__What you have to do__. What follows is a listing to be transcribed exactly.

__Given records__.
■ ■ ■ ■ ■ ■ ■
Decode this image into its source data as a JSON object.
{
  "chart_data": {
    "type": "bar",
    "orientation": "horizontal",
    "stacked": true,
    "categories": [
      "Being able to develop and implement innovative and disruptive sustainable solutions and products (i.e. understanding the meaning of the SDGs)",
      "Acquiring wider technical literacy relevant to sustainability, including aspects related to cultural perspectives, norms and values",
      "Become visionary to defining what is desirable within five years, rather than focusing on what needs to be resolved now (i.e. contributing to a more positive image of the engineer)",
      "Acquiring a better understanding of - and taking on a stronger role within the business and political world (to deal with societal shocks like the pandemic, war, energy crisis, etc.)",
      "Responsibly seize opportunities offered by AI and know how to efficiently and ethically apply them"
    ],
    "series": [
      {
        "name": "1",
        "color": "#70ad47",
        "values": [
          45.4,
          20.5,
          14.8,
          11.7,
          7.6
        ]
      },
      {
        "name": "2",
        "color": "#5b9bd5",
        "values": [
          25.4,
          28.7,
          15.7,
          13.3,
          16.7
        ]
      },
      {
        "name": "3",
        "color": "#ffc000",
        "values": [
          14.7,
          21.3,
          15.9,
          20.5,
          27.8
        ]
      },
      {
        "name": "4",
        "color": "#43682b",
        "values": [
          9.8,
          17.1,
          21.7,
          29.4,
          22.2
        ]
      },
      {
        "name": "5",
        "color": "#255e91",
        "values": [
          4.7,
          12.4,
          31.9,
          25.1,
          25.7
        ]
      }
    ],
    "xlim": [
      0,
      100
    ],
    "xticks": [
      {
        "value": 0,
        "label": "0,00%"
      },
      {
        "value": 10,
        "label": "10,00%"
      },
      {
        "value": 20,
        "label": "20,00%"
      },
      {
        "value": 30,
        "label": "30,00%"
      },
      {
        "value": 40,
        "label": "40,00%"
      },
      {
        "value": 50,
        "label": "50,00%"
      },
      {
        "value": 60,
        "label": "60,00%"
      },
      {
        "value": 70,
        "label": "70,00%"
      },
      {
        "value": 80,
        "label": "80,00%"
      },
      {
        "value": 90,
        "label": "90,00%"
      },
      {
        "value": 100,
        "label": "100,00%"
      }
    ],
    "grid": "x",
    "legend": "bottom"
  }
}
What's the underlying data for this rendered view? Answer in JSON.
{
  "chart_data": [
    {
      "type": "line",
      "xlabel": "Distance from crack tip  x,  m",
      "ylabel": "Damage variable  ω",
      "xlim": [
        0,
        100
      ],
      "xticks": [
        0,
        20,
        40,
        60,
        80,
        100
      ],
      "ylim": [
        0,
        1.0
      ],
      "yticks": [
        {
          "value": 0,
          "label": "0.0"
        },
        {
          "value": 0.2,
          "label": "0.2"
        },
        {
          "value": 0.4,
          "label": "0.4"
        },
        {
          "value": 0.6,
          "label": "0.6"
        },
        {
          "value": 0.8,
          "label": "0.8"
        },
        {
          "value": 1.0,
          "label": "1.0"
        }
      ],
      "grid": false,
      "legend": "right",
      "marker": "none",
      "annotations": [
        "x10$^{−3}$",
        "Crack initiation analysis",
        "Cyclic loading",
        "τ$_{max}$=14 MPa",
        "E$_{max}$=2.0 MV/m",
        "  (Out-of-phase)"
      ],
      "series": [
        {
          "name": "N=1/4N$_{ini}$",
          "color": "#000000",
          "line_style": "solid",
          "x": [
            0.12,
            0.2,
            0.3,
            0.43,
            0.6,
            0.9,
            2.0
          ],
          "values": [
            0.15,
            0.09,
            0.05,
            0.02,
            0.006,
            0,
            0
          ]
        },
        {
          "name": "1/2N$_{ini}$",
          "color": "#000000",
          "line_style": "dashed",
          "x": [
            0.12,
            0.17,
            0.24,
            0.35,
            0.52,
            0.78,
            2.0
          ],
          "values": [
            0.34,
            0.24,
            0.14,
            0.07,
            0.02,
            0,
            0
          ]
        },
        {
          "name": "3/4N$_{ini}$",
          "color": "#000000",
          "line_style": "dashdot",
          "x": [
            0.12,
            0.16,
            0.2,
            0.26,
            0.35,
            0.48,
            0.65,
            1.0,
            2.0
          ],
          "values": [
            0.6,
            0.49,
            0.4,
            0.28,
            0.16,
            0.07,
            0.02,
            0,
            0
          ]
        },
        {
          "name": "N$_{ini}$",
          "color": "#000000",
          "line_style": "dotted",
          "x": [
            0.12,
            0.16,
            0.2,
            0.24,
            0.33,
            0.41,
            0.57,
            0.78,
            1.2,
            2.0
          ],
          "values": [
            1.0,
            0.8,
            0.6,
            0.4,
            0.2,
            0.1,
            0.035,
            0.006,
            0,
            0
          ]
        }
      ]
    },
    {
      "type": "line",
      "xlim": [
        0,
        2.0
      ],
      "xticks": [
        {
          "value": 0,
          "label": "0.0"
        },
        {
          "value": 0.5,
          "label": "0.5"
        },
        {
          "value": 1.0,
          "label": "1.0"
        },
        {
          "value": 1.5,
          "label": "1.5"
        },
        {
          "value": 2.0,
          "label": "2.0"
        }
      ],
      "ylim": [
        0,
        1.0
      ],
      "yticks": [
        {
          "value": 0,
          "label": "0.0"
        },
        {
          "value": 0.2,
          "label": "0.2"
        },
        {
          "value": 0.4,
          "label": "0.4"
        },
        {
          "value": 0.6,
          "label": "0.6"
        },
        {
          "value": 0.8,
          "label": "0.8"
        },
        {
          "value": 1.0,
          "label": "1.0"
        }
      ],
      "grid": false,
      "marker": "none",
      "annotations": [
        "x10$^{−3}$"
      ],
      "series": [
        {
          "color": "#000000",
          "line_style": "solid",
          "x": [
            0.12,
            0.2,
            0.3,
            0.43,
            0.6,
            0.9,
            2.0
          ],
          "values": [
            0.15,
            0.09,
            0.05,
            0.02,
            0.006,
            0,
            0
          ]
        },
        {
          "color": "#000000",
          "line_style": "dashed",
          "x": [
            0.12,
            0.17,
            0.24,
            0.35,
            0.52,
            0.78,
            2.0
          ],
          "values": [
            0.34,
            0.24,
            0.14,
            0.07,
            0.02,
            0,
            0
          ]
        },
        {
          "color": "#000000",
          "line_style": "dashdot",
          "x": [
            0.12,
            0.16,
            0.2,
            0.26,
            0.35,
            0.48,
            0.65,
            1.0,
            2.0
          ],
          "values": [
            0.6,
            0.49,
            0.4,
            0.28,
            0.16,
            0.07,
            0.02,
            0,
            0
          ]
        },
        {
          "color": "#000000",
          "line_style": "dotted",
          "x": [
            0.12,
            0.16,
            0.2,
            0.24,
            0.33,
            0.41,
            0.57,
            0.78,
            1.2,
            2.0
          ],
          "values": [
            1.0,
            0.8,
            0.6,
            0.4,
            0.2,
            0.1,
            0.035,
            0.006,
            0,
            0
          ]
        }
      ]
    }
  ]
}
■ ■ ■ ■ ■ ■ ■
__The output__.
Decode this image into its source data as a JSON object.
{
  "chart_data": {
    "type": "bar",
    "orientation": "horizontal",
    "stacked": true,
    "categories": [
      "Being able to develop and implement innovative and disruptive sustainable solutions and products (i.e. understanding the meaning of the SDGs)",
      "Acquiring wider technical literacy relevant to sustainability, including aspects related to cultural perspectives, norms and values",
      "Become visionary to defining what is desirable within five years, rather than focusing on what needs to be resolved now (i.e. contributing to a more positive image of the engineer)",
      "Acquiring a better understanding of - and taking on a stronger role within the business and political world (to deal with societal shocks like the pandemic, war, energy crisis, etc.)",
      "Responsibly seize opportunities offered by AI and know how to efficiently and ethically apply them"
    ],
    "series": [
      {
        "name": "1",
        "color": "#70ad47",
        "values": [
          45.4,
          20.5,
          14.8,
          11.7,
          7.6
        ]
      },
      {
        "name": "2",
        "color": "#5b9bd5",
        "values": [
          25.4,
          28.7,
          15.7,
          13.3,
          16.7
        ]
      },
      {
        "name": "3",
        "color": "#ffc000",
        "values": [
          14.7,
          21.3,
          15.9,
          20.5,
          27.8
        ]
      },
      {
        "name": "4",
        "color": "#43682b",
        "values": [
          9.8,
          17.1,
          21.7,
          29.4,
          22.2
        ]
      },
      {
        "name": "5",
        "color": "#255e91",
        "values": [
          4.7,
          12.4,
          31.9,
          25.1,
          25.7
        ]
      }
    ],
    "xlim": [
      0,
      100
    ],
    "xticks": [
      {
        "value": 0,
        "label": "0,00%"
      },
      {
        "value": 10,
        "label": "10,00%"
      },
      {
        "value": 20,
        "label": "20,00%"
      },
      {
        "value": 30,
        "label": "30,00%"
      },
      {
        "value": 40,
        "label": "40,00%"
      },
      {
        "value": 50,
        "label": "50,00%"
      },
      {
        "value": 60,
        "label": "60,00%"
      },
      {
        "value": 70,
        "label": "70,00%"
      },
      {
        "value": 80,
        "label": "80,00%"
      },
      {
        "value": 90,
        "label": "90,00%"
      },
      {
        "value": 100,
        "label": "100,00%"
      }
    ],
    "grid": "x",
    "legend": "bottom"
  }
}
What's the underlying data for this rendered view? Answer in JSON.
{
  "chart_data": [
    {
      "type": "line",
      "xlabel": "Distance from crack tip  x,  m",
      "ylabel": "Damage variable  ω",
      "xlim": [
        0,
        100
      ],
      "xticks": [
        0,
        20,
        40,
        60,
        80,
        100
      ],
      "ylim": [
        0,
        1.0
      ],
      "yticks": [
        {
          "value": 0,
          "label": "0.0"
        },
        {
          "value": 0.2,
          "label": "0.2"
        },
        {
          "value": 0.4,
          "label": "0.4"
        },
        {
          "value": 0.6,
          "label": "0.6"
        },
        {
          "value": 0.8,
          "label": "0.8"
        },
        {
          "value": 1.0,
          "label": "1.0"
        }
      ],
      "grid": false,
      "legend": "right",
      "marker": "none",
      "annotations": [
        "x10$^{−3}$",
        "Crack initiation analysis",
        "Cyclic loading",
        "τ$_{max}$=14 MPa",
        "E$_{max}$=2.0 MV/m",
        "  (Out-of-phase)"
      ],
      "series": [
        {
          "name": "N=1/4N$_{ini}$",
          "color": "#000000",
          "line_style": "solid",
          "x": [
            0.12,
            0.2,
            0.3,
            0.43,
            0.6,
            0.9,
            2.0
          ],
          "values": [
            0.15,
            0.09,
            0.05,
            0.02,
            0.006,
            0,
            0
          ]
        },
        {
          "name": "1/2N$_{ini}$",
          "color": "#000000",
          "line_style": "dashed",
          "x": [
            0.12,
            0.17,
            0.24,
            0.35,
            0.52,
            0.78,
            2.0
          ],
          "values": [
            0.34,
            0.24,
            0.14,
            0.07,
            0.02,
            0,
            0
          ]
        },
        {
          "name": "3/4N$_{ini}$",
          "color": "#000000",
          "line_style": "dashdot",
          "x": [
            0.12,
            0.16,
            0.2,
            0.26,
            0.35,
            0.48,
            0.65,
            1.0,
            2.0
          ],
          "values": [
            0.6,
            0.49,
            0.4,
            0.28,
            0.16,
            0.07,
            0.02,
            0,
            0
          ]
        },
        {
          "name": "N$_{ini}$",
          "color": "#000000",
          "line_style": "dotted",
          "x": [
            0.12,
            0.16,
            0.2,
            0.24,
            0.33,
            0.41,
            0.57,
            0.78,
            1.2,
            2.0
          ],
          "values": [
            1.0,
            0.8,
            0.6,
            0.4,
            0.2,
            0.1,
            0.035,
            0.006,
            0,
            0
          ]
        }
      ]
    },
    {
      "type": "line",
      "xlim": [
        0,
        2.0
      ],
      "xticks": [
        {
          "value": 0,
          "label": "0.0"
        },
        {
          "value": 0.5,
          "label": "0.5"
        },
        {
          "value": 1.0,
          "label": "1.0"
        },
        {
          "value": 1.5,
          "label": "1.5"
        },
        {
          "value": 2.0,
          "label": "2.0"
        }
      ],
      "ylim": [
        0,
        1.0
      ],
      "yticks": [
        {
          "value": 0,
          "label": "0.0"
        },
        {
          "value": 0.2,
          "label": "0.2"
        },
        {
          "value": 0.4,
          "label": "0.4"
        },
        {
          "value": 0.6,
          "label": "0.6"
        },
        {
          "value": 0.8,
          "label": "0.8"
        },
        {
          "value": 1.0,
          "label": "1.0"
        }
      ],
      "grid": false,
      "marker": "none",
      "annotations": [
        "x10$^{−3}$"
      ],
      "series": [
        {
          "color": "#000000",
          "line_style": "solid",
          "x": [
            0.12,
            0.2,
            0.3,
            0.43,
            0.6,
            0.9,
            2.0
          ],
          "values": [
            0.15,
            0.09,
            0.05,
            0.02,
            0.006,
            0,
            0
          ]
        },
        {
          "color": "#000000",
          "line_style": "dashed",
          "x": [
            0.12,
            0.17,
            0.24,
            0.35,
            0.52,
            0.78,
            2.0
          ],
          "values": [
            0.34,
            0.24,
            0.14,
            0.07,
            0.02,
            0,
            0
          ]
        },
        {
          "color": "#000000",
          "line_style": "dashdot",
          "x": [
            0.12,
            0.16,
            0.2,
            0.26,
            0.35,
            0.48,
            0.65,
            1.0,
            2.0
          ],
          "values": [
            0.6,
            0.49,
            0.4,
            0.28,
            0.16,
            0.07,
            0.02,
            0,
            0
          ]
        },
        {
          "color": "#000000",
          "line_style": "dotted",
          "x": [
            0.12,
            0.16,
            0.2,
            0.24,
            0.33,
            0.41,
            0.57,
            0.78,
            1.2,
            2.0
          ],
          "values": [
            1.0,
            0.8,
            0.6,
            0.4,
            0.2,
            0.1,
            0.035,
            0.006,
            0,
            0
          ]
        }
      ]
    }
  ]
}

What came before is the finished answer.